(Collected data entries)

◇ ◇ ◇ ◇

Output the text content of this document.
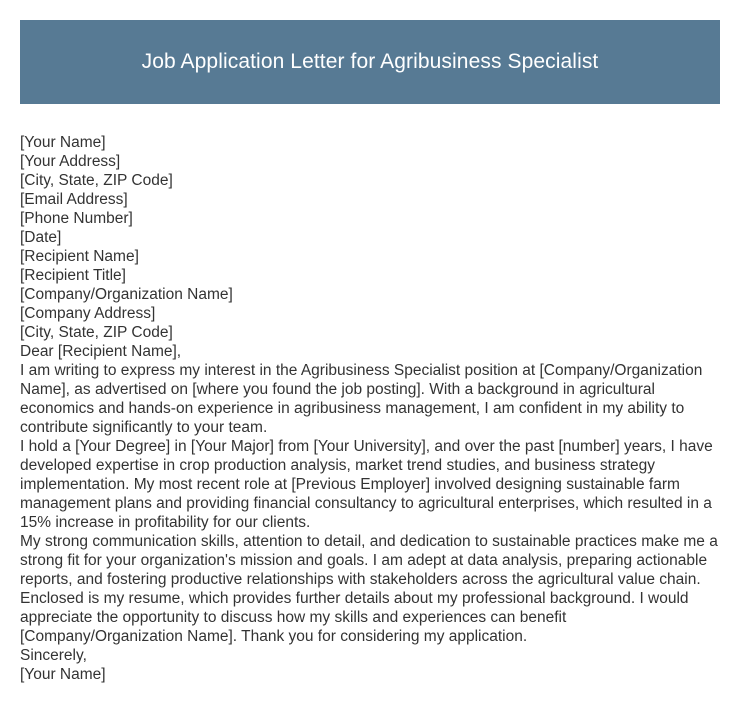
Job Application Letter for Agribusiness Specialist
[Your Name]
[Your Address]
[City, State, ZIP Code]
[Email Address]
[Phone Number]
[Date]
[Recipient Name]
[Recipient Title]
[Company/Organization Name]
[Company Address]
[City, State, ZIP Code]
Dear [Recipient Name],
I am writing to express my interest in the Agribusiness Specialist position at [Company/Organization Name], as advertised on [where you found the job posting]. With a background in agricultural economics and hands-on experience in agribusiness management, I am confident in my ability to contribute significantly to your team.
I hold a [Your Degree] in [Your Major] from [Your University], and over the past [number] years, I have developed expertise in crop production analysis, market trend studies, and business strategy implementation. My most recent role at [Previous Employer] involved designing sustainable farm management plans and providing financial consultancy to agricultural enterprises, which resulted in a 15% increase in profitability for our clients.
My strong communication skills, attention to detail, and dedication to sustainable practices make me a strong fit for your organization's mission and goals. I am adept at data analysis, preparing actionable reports, and fostering productive relationships with stakeholders across the agricultural value chain.
Enclosed is my resume, which provides further details about my professional background. I would appreciate the opportunity to discuss how my skills and experiences can benefit [Company/Organization Name]. Thank you for considering my application.
Sincerely,
[Your Name]
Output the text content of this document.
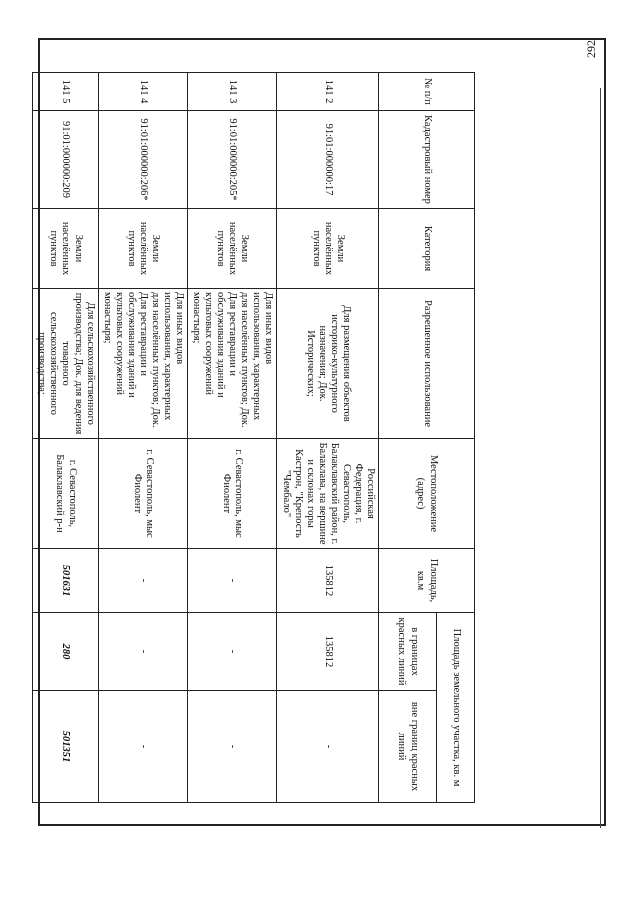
292
№ п/п	Кадастровый номер	Категория	Разрешенное использование	Местоположение (адрес)	Площадь, кв.м	Площадь земельного участка, кв. м	
						в границах красных линий	вне границ красных линий
141 2	91:01:000000:17	Земли населённых пунктов	Для размещения объектов историко-культурного назначения; Док. Исторических;	Российская Федерация, г. Севастополь, Балаклавский район, г. Балаклава, на вершине и склонах горы Кастрон, "Крепость "Чембало"	135812	135812	-
141 3	91:01:000000:205*	Земли населённых пунктов	Для иных видов использования, характерных для населённых пунктов; Док. Для реставрации и обслуживания зданий и культовых сооружений монастыря;	г. Севастополь, мыс Фиолент	-	-	-
141 4	91:01:000000:206*	Земли населённых пунктов	Для иных видов использования, характерных для населённых пунктов; Док. Для реставрации и обслуживания зданий и культовых сооружений монастыря;	г. Севастополь, мыс Фиолент	-	-	-
141 5	91:01:000000:209	Земли населённых пунктов	Для сельскохозяйственного производства; Док. для ведения товарного сельскохозяйственного производства;	г. Севастополь, Балаклавский р-н	501631	280	501351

◇ ◇ ◇ ◇

WHAT YOU WILL DO — Where a line of the records above holds the word "монастыря", copy that line.

RESULT OF THIS TASK —
141 3	91:01:000000:205*	Земли населённых пунктов	Для иных видов использования, характерных для населённых пунктов; Док. Для реставрации и обслуживания зданий и культовых сооружений монастыря;	г. Севастополь, мыс Фиолент	-	-	-
141 4	91:01:000000:206*	Земли населённых пунктов	Для иных видов использования, характерных для населённых пунктов; Док. Для реставрации и обслуживания зданий и культовых сооружений монастыря;	г. Севастополь, мыс Фиолент	-	-	-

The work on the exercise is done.